* **Source data**
*-*-*
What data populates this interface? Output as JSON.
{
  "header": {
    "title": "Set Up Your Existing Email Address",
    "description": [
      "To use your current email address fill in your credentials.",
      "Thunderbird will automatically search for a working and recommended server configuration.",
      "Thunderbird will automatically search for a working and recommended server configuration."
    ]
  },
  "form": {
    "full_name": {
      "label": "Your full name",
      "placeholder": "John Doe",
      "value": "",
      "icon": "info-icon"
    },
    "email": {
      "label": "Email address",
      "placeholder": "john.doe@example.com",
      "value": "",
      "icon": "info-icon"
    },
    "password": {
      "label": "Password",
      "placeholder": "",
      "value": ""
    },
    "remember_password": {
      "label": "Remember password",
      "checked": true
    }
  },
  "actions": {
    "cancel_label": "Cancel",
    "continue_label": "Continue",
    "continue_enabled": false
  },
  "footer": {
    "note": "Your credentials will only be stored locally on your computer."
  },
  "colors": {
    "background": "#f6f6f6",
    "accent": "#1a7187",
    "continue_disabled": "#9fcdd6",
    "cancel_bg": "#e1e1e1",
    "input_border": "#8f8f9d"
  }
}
*-*-*
Pick out lines containing the word "search", each one as written.

      "Thunderbird will automatically search for a working and recommended server configuration.",
      "Thunderbird will automatically search for a working and recommended server configuration."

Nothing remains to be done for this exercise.